Directions for this task:
Find "Transcribe the text in this document." in the material below, then copy that line and every subsequent line to the end, exactly.

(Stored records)

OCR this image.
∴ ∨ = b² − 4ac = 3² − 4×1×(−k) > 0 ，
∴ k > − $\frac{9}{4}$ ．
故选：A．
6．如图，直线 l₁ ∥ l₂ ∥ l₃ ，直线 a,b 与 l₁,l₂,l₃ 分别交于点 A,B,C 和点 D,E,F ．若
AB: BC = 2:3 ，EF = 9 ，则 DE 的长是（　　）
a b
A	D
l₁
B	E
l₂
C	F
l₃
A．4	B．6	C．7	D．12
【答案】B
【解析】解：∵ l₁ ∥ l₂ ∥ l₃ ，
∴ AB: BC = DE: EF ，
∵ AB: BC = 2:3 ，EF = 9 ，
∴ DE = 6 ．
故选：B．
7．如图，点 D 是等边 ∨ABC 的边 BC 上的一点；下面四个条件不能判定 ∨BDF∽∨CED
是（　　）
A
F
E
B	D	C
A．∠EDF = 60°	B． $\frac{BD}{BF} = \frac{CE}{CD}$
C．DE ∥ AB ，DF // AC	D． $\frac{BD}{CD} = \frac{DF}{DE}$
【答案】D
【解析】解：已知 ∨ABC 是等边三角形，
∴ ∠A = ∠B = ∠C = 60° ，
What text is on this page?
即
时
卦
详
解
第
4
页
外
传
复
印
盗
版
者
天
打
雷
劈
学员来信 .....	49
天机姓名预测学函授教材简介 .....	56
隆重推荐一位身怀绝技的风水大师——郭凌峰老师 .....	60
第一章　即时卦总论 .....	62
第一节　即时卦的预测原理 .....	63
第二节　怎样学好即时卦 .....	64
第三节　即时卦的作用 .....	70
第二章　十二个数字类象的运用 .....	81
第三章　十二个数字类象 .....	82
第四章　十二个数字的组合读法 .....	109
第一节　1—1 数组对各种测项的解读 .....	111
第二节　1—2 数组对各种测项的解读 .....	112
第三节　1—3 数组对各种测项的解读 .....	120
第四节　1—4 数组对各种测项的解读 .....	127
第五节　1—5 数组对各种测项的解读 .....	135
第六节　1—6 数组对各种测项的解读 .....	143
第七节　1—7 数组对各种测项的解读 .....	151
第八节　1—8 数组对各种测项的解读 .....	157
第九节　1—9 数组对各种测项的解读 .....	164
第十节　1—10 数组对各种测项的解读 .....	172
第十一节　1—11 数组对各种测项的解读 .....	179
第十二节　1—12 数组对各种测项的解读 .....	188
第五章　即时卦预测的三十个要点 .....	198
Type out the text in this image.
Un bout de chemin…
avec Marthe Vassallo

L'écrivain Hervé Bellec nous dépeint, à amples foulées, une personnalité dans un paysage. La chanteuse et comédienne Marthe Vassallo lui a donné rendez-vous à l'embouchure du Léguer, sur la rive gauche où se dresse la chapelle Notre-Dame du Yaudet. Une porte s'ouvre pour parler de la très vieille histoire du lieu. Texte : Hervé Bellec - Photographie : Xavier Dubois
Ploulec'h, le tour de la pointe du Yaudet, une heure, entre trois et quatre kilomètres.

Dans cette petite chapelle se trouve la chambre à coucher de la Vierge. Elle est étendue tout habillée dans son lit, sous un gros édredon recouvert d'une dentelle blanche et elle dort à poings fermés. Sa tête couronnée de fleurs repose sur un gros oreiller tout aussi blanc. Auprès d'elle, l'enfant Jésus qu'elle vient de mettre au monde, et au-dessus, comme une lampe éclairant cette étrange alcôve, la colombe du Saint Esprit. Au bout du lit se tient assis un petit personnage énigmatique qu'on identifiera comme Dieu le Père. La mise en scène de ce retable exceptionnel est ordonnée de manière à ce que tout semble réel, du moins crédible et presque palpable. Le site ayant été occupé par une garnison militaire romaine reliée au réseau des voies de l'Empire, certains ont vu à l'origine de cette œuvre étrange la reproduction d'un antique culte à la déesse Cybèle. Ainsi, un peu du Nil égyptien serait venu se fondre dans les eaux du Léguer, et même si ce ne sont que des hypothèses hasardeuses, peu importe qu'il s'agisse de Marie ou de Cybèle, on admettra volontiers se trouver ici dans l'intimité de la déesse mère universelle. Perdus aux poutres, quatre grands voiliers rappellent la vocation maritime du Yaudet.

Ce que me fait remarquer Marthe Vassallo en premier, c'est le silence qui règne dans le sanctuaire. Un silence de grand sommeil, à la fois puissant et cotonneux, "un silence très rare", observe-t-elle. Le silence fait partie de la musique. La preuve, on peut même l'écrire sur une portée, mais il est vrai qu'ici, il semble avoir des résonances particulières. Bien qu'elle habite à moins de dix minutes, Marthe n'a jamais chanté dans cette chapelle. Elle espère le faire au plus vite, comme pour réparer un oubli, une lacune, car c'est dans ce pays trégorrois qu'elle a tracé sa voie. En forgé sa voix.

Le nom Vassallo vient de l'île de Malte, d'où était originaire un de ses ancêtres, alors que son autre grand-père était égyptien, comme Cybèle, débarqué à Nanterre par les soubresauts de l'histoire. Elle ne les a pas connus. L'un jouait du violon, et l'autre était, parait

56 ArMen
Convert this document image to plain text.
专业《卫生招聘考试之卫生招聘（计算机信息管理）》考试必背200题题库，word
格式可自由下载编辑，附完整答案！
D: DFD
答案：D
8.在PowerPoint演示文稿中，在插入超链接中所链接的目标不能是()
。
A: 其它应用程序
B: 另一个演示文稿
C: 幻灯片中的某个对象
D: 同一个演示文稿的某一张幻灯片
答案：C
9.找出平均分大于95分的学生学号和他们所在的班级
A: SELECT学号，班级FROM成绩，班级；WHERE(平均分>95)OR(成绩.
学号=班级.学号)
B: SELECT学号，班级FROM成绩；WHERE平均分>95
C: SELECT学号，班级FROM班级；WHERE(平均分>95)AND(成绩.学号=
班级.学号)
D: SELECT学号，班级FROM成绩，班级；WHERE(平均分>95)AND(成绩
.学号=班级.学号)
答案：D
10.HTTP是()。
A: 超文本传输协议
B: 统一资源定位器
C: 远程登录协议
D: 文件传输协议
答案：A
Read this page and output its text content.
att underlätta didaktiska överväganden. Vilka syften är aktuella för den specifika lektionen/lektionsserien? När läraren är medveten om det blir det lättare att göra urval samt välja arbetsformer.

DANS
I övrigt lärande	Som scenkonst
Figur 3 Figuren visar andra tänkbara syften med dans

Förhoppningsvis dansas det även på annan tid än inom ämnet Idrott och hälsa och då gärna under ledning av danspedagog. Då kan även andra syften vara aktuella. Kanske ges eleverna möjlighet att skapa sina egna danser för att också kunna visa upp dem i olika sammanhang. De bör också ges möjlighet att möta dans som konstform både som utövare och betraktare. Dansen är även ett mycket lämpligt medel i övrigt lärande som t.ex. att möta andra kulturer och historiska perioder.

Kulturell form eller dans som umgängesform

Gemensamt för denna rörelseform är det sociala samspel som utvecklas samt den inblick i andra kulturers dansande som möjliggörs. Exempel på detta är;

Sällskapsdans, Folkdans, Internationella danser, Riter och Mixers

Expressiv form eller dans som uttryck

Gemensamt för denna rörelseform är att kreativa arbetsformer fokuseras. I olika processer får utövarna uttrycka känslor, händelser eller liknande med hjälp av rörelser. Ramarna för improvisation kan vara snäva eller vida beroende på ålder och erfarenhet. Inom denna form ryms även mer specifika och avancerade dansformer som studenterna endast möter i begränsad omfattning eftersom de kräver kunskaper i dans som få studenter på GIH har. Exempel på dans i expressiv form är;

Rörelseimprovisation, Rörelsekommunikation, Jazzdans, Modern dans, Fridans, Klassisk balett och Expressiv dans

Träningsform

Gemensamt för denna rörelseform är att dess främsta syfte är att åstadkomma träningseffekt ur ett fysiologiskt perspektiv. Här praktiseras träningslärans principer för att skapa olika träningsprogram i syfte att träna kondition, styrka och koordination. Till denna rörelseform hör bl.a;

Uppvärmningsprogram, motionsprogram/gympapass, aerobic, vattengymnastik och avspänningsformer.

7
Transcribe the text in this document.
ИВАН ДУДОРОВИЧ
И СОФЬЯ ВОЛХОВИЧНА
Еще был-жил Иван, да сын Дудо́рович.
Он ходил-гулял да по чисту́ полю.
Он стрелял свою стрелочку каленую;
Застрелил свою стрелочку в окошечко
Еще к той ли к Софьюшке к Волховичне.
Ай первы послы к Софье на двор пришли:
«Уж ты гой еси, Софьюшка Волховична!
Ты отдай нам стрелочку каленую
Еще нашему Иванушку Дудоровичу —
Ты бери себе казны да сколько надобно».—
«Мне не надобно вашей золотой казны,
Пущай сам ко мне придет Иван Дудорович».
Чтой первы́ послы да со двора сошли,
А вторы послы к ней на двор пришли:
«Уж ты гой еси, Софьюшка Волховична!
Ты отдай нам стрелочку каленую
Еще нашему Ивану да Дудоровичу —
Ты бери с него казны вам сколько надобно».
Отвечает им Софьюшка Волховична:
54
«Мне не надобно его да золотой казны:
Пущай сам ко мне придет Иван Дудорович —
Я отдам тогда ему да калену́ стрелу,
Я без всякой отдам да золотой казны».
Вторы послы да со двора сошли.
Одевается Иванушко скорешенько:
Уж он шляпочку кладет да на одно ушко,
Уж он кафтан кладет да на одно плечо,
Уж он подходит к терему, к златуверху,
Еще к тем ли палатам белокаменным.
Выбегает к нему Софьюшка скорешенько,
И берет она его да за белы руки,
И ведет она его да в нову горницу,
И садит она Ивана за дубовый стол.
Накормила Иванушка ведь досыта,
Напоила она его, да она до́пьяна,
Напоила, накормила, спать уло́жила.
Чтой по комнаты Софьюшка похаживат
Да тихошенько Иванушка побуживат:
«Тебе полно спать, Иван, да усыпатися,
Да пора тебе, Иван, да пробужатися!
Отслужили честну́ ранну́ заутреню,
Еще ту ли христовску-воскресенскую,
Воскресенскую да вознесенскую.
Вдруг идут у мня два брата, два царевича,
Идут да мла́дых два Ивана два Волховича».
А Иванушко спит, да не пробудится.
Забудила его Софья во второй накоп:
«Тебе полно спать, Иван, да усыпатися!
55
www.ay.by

Solution to this exercise:
Transcribe the text in this document.
ИВАН ДУДОРОВИЧ
И СОФЬЯ ВОЛХОВИЧНА
Еще был-жил Иван, да сын Дудо́рович.
Он ходил-гулял да по чисту́ полю.
Он стрелял свою стрелочку каленую;
Застрелил свою стрелочку в окошечко
Еще к той ли к Софьюшке к Волховичне.
Ай первы послы к Софье на двор пришли:
«Уж ты гой еси, Софьюшка Волховична!
Ты отдай нам стрелочку каленую
Еще нашему Иванушку Дудоровичу —
Ты бери себе казны да сколько надобно».—
«Мне не надобно вашей золотой казны,
Пущай сам ко мне придет Иван Дудорович».
Чтой первы́ послы да со двора сошли,
А вторы послы к ней на двор пришли:
«Уж ты гой еси, Софьюшка Волховична!
Ты отдай нам стрелочку каленую
Еще нашему Ивану да Дудоровичу —
Ты бери с него казны вам сколько надобно».
Отвечает им Софьюшка Волховична:
54
«Мне не надобно его да золотой казны:
Пущай сам ко мне придет Иван Дудорович —
Я отдам тогда ему да калену́ стрелу,
Я без всякой отдам да золотой казны».
Вторы послы да со двора сошли.
Одевается Иванушко скорешенько:
Уж он шляпочку кладет да на одно ушко,
Уж он кафтан кладет да на одно плечо,
Уж он подходит к терему, к златуверху,
Еще к тем ли палатам белокаменным.
Выбегает к нему Софьюшка скорешенько,
И берет она его да за белы руки,
И ведет она его да в нову горницу,
И садит она Ивана за дубовый стол.
Накормила Иванушка ведь досыта,
Напоила она его, да она до́пьяна,
Напоила, накормила, спать уло́жила.
Чтой по комнаты Софьюшка похаживат
Да тихошенько Иванушка побуживат:
«Тебе полно спать, Иван, да усыпатися,
Да пора тебе, Иван, да пробужатися!
Отслужили честну́ ранну́ заутреню,
Еще ту ли христовску-воскресенскую,
Воскресенскую да вознесенскую.
Вдруг идут у мня два брата, два царевича,
Идут да мла́дых два Ивана два Волховича».
А Иванушко спит, да не пробудится.
Забудила его Софья во второй накоп:
«Тебе полно спать, Иван, да усыпатися!
55
www.ay.by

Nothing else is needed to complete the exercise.